:: The input

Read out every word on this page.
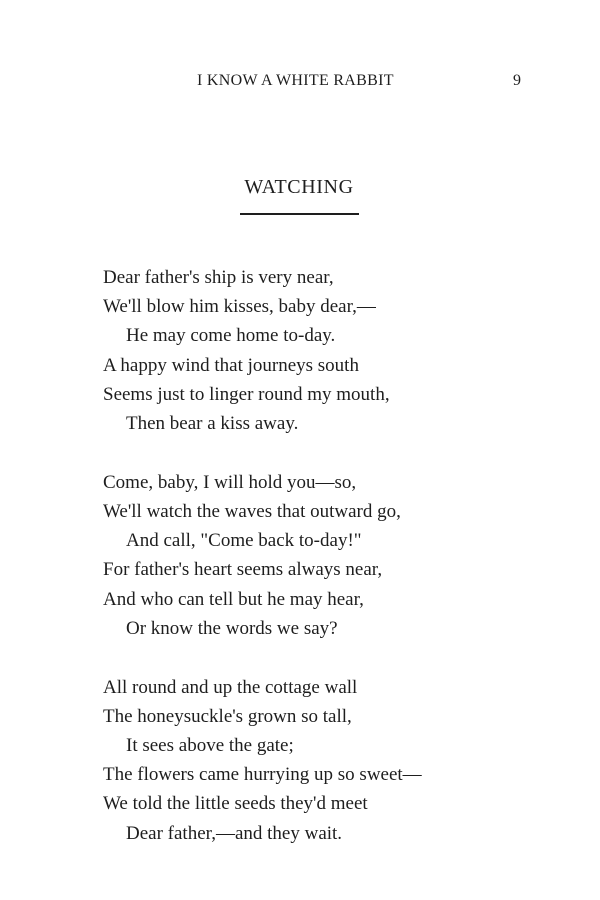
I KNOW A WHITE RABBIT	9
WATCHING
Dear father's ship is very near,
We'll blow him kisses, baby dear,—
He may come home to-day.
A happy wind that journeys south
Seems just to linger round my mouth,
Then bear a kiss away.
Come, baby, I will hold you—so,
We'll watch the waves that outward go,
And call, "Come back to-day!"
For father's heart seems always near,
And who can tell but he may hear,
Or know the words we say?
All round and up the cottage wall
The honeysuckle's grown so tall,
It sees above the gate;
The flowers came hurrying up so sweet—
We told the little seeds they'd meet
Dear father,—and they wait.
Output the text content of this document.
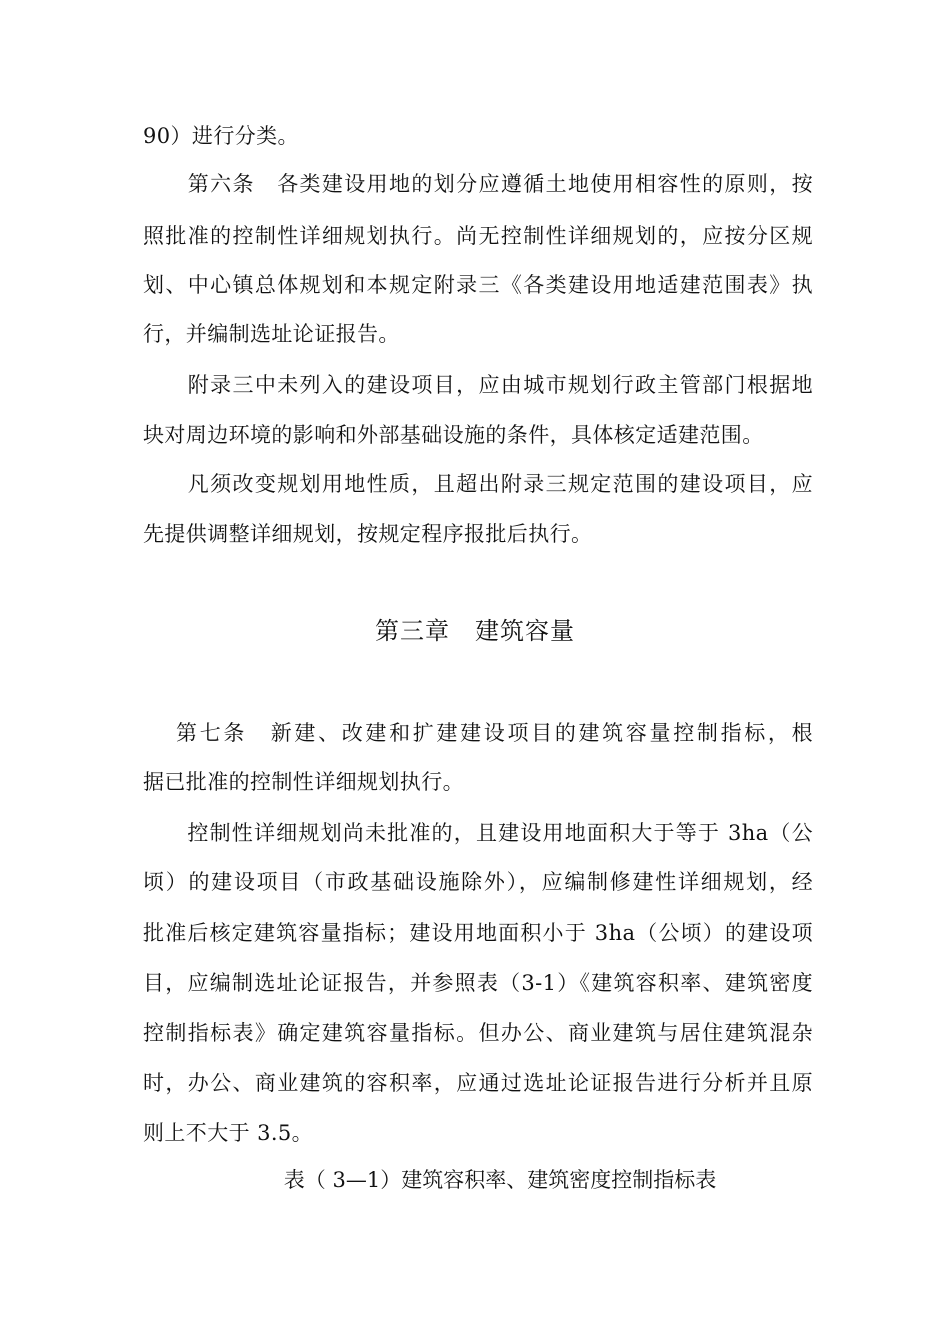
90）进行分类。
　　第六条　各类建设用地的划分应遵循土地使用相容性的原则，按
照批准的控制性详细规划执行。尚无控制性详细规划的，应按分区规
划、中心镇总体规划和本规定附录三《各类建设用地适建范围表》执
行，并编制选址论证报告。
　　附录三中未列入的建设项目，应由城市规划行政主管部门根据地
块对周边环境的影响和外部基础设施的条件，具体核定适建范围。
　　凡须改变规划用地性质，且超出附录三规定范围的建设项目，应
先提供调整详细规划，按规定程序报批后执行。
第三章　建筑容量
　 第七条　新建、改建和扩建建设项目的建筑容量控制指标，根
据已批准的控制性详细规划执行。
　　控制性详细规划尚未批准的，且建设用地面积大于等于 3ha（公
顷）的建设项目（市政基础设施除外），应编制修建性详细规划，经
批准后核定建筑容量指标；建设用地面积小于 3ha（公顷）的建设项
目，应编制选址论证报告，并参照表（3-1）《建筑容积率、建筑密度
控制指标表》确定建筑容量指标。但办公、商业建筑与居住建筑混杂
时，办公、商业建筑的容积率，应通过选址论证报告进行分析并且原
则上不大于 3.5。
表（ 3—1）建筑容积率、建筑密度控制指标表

::::

### Your task
Show the lines of the data that hold the word "建筑容积率".

### The completed task
目，应编制选址论证报告，并参照表（3-1）《建筑容积率、建筑密度
表（ 3—1）建筑容积率、建筑密度控制指标表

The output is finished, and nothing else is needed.